Problem = Make an exact copy of all the entries, with the pictures left out.

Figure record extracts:
** Start **

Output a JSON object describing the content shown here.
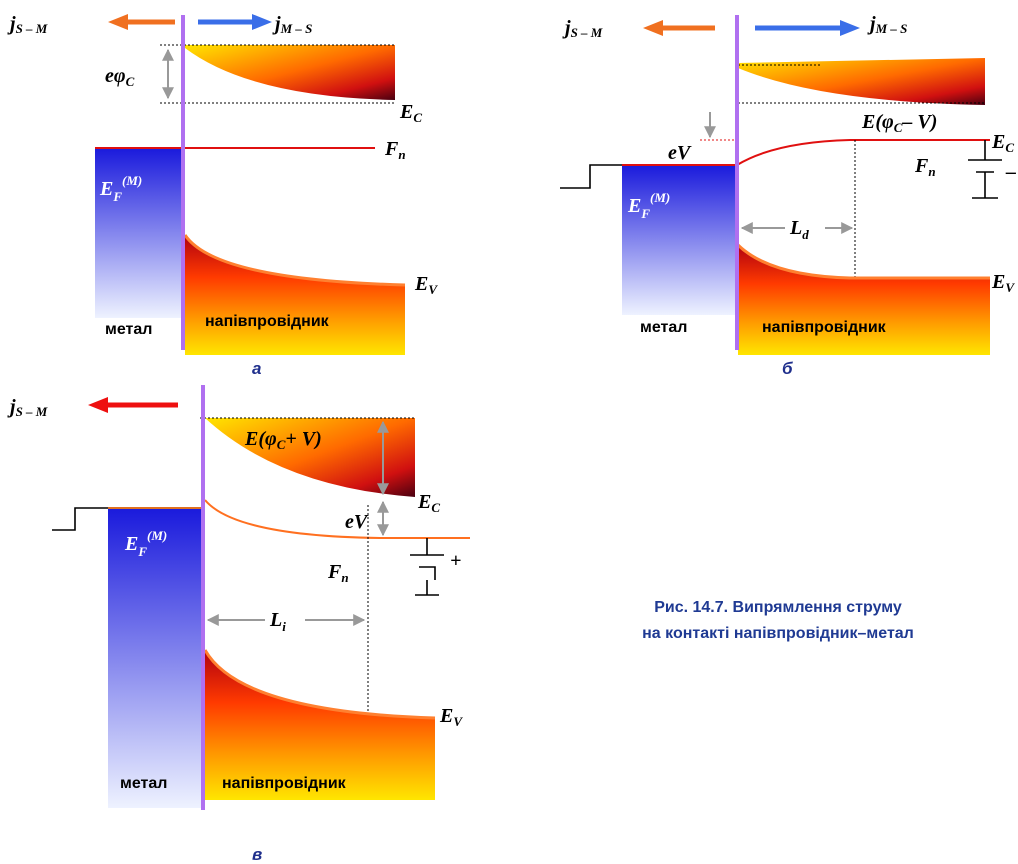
{
  "panel_a": {
    "j_left": "j",
    "j_left_sub": "S – M",
    "j_right": "j",
    "j_right_sub": "M – S",
    "ephi": "eφ",
    "ephi_sub": "C",
    "ec": "E",
    "ec_sub": "C",
    "fn": "F",
    "fn_sub": "n",
    "ef": "E",
    "ef_sub": "F",
    "ef_sup": "(M)",
    "ev": "E",
    "ev_sub": "V",
    "metal": "метал",
    "semi": "напівпровідник",
    "caption": "а"
  },
  "panel_b": {
    "j_left": "j",
    "j_left_sub": "S – M",
    "j_right": "j",
    "j_right_sub": "M – S",
    "barrier": "E(φ",
    "barrier_sub": "C",
    "barrier_end": "– V)",
    "ec": "E",
    "ec_sub": "C",
    "fn": "F",
    "fn_sub": "n",
    "ev_label": "eV",
    "battery_sign": "–",
    "ef": "E",
    "ef_sub": "F",
    "ef_sup": "(M)",
    "ld": "L",
    "ld_sub": "d",
    "ev": "E",
    "ev_sub": "V",
    "metal": "метал",
    "semi": "напівпровідник",
    "caption": "б"
  },
  "panel_c": {
    "j_left": "j",
    "j_left_sub": "S – M",
    "barrier": "E(φ",
    "barrier_sub": "C",
    "barrier_end": "+ V)",
    "ec": "E",
    "ec_sub": "C",
    "ev_label": "eV",
    "fn": "F",
    "fn_sub": "n",
    "battery_sign": "+",
    "ef": "E",
    "ef_sub": "F",
    "ef_sup": "(M)",
    "li": "L",
    "li_sub": "i",
    "ev": "E",
    "ev_sub": "V",
    "metal": "метал",
    "semi": "напівпровідник",
    "caption": "в"
  },
  "figure_caption": {
    "line1": "Рис. 14.7. Випрямлення струму",
    "line2": "на контакті напівпровідник–метал"
  }
}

** End **

Solution for this problem =
Output a JSON object describing the content shown here.
{
  "panel_a": {
    "j_left": "j",
    "j_left_sub": "S – M",
    "j_right": "j",
    "j_right_sub": "M – S",
    "ephi": "eφ",
    "ephi_sub": "C",
    "ec": "E",
    "ec_sub": "C",
    "fn": "F",
    "fn_sub": "n",
    "ef": "E",
    "ef_sub": "F",
    "ef_sup": "(M)",
    "ev": "E",
    "ev_sub": "V",
    "metal": "метал",
    "semi": "напівпровідник",
    "caption": "а"
  },
  "panel_b": {
    "j_left": "j",
    "j_left_sub": "S – M",
    "j_right": "j",
    "j_right_sub": "M – S",
    "barrier": "E(φ",
    "barrier_sub": "C",
    "barrier_end": "– V)",
    "ec": "E",
    "ec_sub": "C",
    "fn": "F",
    "fn_sub": "n",
    "ev_label": "eV",
    "battery_sign": "–",
    "ef": "E",
    "ef_sub": "F",
    "ef_sup": "(M)",
    "ld": "L",
    "ld_sub": "d",
    "ev": "E",
    "ev_sub": "V",
    "metal": "метал",
    "semi": "напівпровідник",
    "caption": "б"
  },
  "panel_c": {
    "j_left": "j",
    "j_left_sub": "S – M",
    "barrier": "E(φ",
    "barrier_sub": "C",
    "barrier_end": "+ V)",
    "ec": "E",
    "ec_sub": "C",
    "ev_label": "eV",
    "fn": "F",
    "fn_sub": "n",
    "battery_sign": "+",
    "ef": "E",
    "ef_sub": "F",
    "ef_sup": "(M)",
    "li": "L",
    "li_sub": "i",
    "ev": "E",
    "ev_sub": "V",
    "metal": "метал",
    "semi": "напівпровідник",
    "caption": "в"
  },
  "figure_caption": {
    "line1": "Рис. 14.7. Випрямлення струму",
    "line2": "на контакті напівпровідник–метал"
  }
}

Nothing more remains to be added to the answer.